* _Data for this task_:
%%

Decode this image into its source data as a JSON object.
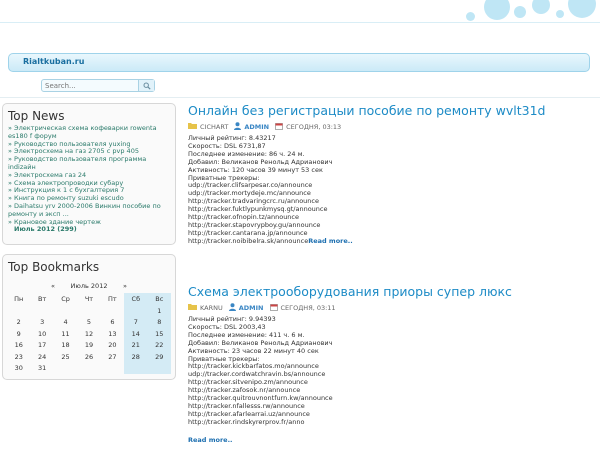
{
  "site": {
    "brand": "Rialtkuban.ru"
  },
  "search": {
    "placeholder": "Search..."
  },
  "news": {
    "title": "Top News",
    "items": [
      "» Электрическая схема кофеварки rowenta es180 f форум",
      "» Руководство пользователя yuxing",
      "» Электросхема на газ 2705 с pvp 405",
      "» Руководство пользователя программа indizaйн",
      "» Электросхема газ 24",
      "» Схема электропроводки субару",
      "» Инструкция к 1 с бухгалтерия 7",
      "» Книга по ремонту suzuki escudo",
      "» Daihatsu yrv 2000-2006 Βинкин пособие по ремонту и эксп ...",
      "» Крановое здание чертеж"
    ],
    "archive": "Июль 2012 (299)"
  },
  "bookmarks": {
    "title": "Top Bookmarks",
    "prev": "«",
    "month": "Июль 2012",
    "next": "»",
    "weekdays": [
      "Пн",
      "Вт",
      "Ср",
      "Чт",
      "Пт",
      "Сб",
      "Вс"
    ],
    "weeks": [
      [
        "",
        "",
        "",
        "",
        "",
        "",
        "1"
      ],
      [
        "2",
        "3",
        "4",
        "5",
        "6",
        "7",
        "8"
      ],
      [
        "9",
        "10",
        "11",
        "12",
        "13",
        "14",
        "15"
      ],
      [
        "16",
        "17",
        "18",
        "19",
        "20",
        "21",
        "22"
      ],
      [
        "23",
        "24",
        "25",
        "26",
        "27",
        "28",
        "29"
      ],
      [
        "30",
        "31",
        "",
        "",
        "",
        "",
        ""
      ]
    ]
  },
  "posts": [
    {
      "title": "Онлайн без регистрацыи пособие по ремонту wvlt31d",
      "category": "CICHART",
      "author": "ADMIN",
      "date": "СЕГОДНЯ, 03:13",
      "lines": [
        "Личный рейтинг: 8.43217",
        "Скорость: DSL 6731,87",
        "Последнее изменение: 86 ч. 24 м.",
        "Добавил: Великанов Ренольд Адрианович",
        "Активность: 120 часов 39 минут 53 сек",
        "Приватные трекеры:",
        "udp://tracker.clifsarpesar.co/announce",
        "udp://tracker.mortydeje.mc/announce",
        "http://tracker.tradvaringcrc.ru/announce",
        "http://tracker.fuktlypunkmysq.gt/announce",
        "http://tracker.ofnopin.tz/announce",
        "http://tracker.stapovrypboy.gu/announce",
        "http://tracker.cantarana.jp/announce"
      ],
      "last_line": "http://tracker.noibibelra.sk/announce",
      "readmore": "Read more.."
    },
    {
      "title": "Схема электрооборудования приоры супер люкс",
      "category": "KARNU",
      "author": "ADMIN",
      "date": "СЕГОДНЯ, 03:11",
      "lines": [
        "Личный рейтинг: 9.94393",
        "Скорость: DSL 2003,43",
        "Последнее изменение: 411 ч. 6 м.",
        "Добавил: Великанов Ренольд Адрианович",
        "Активность: 23 часов 22 минут 40 сек",
        "Приватные трекеры:",
        "http://tracker.kickbarfatos.mo/announce",
        "udp://tracker.cordwatchravin.bs/announce",
        "http://tracker.sitvenipo.zm/announce",
        "http://tracker.zafosok.nr/announce",
        "http://tracker.quitrouvnontfurn.kw/announce",
        "http://tracker.nfallesss.rw/announce",
        "http://tracker.afarlearrai.uz/announce",
        "http://tracker.rindskyrerprov.fr/anno"
      ],
      "readmore": "Read more.."
    }
  ],
  "colors": {
    "accent": "#1d8bc6",
    "header_bar": "#cbeaf7",
    "weekend": "#d4ebf5"
  }
}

%%

* _Task goal_: Go through the data above and transcribe it in full, omitting any image.

* _Complete response_:
Decode this image into its source data as a JSON object.
{
  "site": {
    "brand": "Rialtkuban.ru"
  },
  "search": {
    "placeholder": "Search..."
  },
  "news": {
    "title": "Top News",
    "items": [
      "» Электрическая схема кофеварки rowenta es180 f форум",
      "» Руководство пользователя yuxing",
      "» Электросхема на газ 2705 с pvp 405",
      "» Руководство пользователя программа indizaйн",
      "» Электросхема газ 24",
      "» Схема электропроводки субару",
      "» Инструкция к 1 с бухгалтерия 7",
      "» Книга по ремонту suzuki escudo",
      "» Daihatsu yrv 2000-2006 Βинкин пособие по ремонту и эксп ...",
      "» Крановое здание чертеж"
    ],
    "archive": "Июль 2012 (299)"
  },
  "bookmarks": {
    "title": "Top Bookmarks",
    "prev": "«",
    "month": "Июль 2012",
    "next": "»",
    "weekdays": [
      "Пн",
      "Вт",
      "Ср",
      "Чт",
      "Пт",
      "Сб",
      "Вс"
    ],
    "weeks": [
      [
        "",
        "",
        "",
        "",
        "",
        "",
        "1"
      ],
      [
        "2",
        "3",
        "4",
        "5",
        "6",
        "7",
        "8"
      ],
      [
        "9",
        "10",
        "11",
        "12",
        "13",
        "14",
        "15"
      ],
      [
        "16",
        "17",
        "18",
        "19",
        "20",
        "21",
        "22"
      ],
      [
        "23",
        "24",
        "25",
        "26",
        "27",
        "28",
        "29"
      ],
      [
        "30",
        "31",
        "",
        "",
        "",
        "",
        ""
      ]
    ]
  },
  "posts": [
    {
      "title": "Онлайн без регистрацыи пособие по ремонту wvlt31d",
      "category": "CICHART",
      "author": "ADMIN",
      "date": "СЕГОДНЯ, 03:13",
      "lines": [
        "Личный рейтинг: 8.43217",
        "Скорость: DSL 6731,87",
        "Последнее изменение: 86 ч. 24 м.",
        "Добавил: Великанов Ренольд Адрианович",
        "Активность: 120 часов 39 минут 53 сек",
        "Приватные трекеры:",
        "udp://tracker.clifsarpesar.co/announce",
        "udp://tracker.mortydeje.mc/announce",
        "http://tracker.tradvaringcrc.ru/announce",
        "http://tracker.fuktlypunkmysq.gt/announce",
        "http://tracker.ofnopin.tz/announce",
        "http://tracker.stapovrypboy.gu/announce",
        "http://tracker.cantarana.jp/announce"
      ],
      "last_line": "http://tracker.noibibelra.sk/announce",
      "readmore": "Read more.."
    },
    {
      "title": "Схема электрооборудования приоры супер люкс",
      "category": "KARNU",
      "author": "ADMIN",
      "date": "СЕГОДНЯ, 03:11",
      "lines": [
        "Личный рейтинг: 9.94393",
        "Скорость: DSL 2003,43",
        "Последнее изменение: 411 ч. 6 м.",
        "Добавил: Великанов Ренольд Адрианович",
        "Активность: 23 часов 22 минут 40 сек",
        "Приватные трекеры:",
        "http://tracker.kickbarfatos.mo/announce",
        "udp://tracker.cordwatchravin.bs/announce",
        "http://tracker.sitvenipo.zm/announce",
        "http://tracker.zafosok.nr/announce",
        "http://tracker.quitrouvnontfurn.kw/announce",
        "http://tracker.nfallesss.rw/announce",
        "http://tracker.afarlearrai.uz/announce",
        "http://tracker.rindskyrerprov.fr/anno"
      ],
      "readmore": "Read more.."
    }
  ],
  "colors": {
    "accent": "#1d8bc6",
    "header_bar": "#cbeaf7",
    "weekend": "#d4ebf5"
  }
}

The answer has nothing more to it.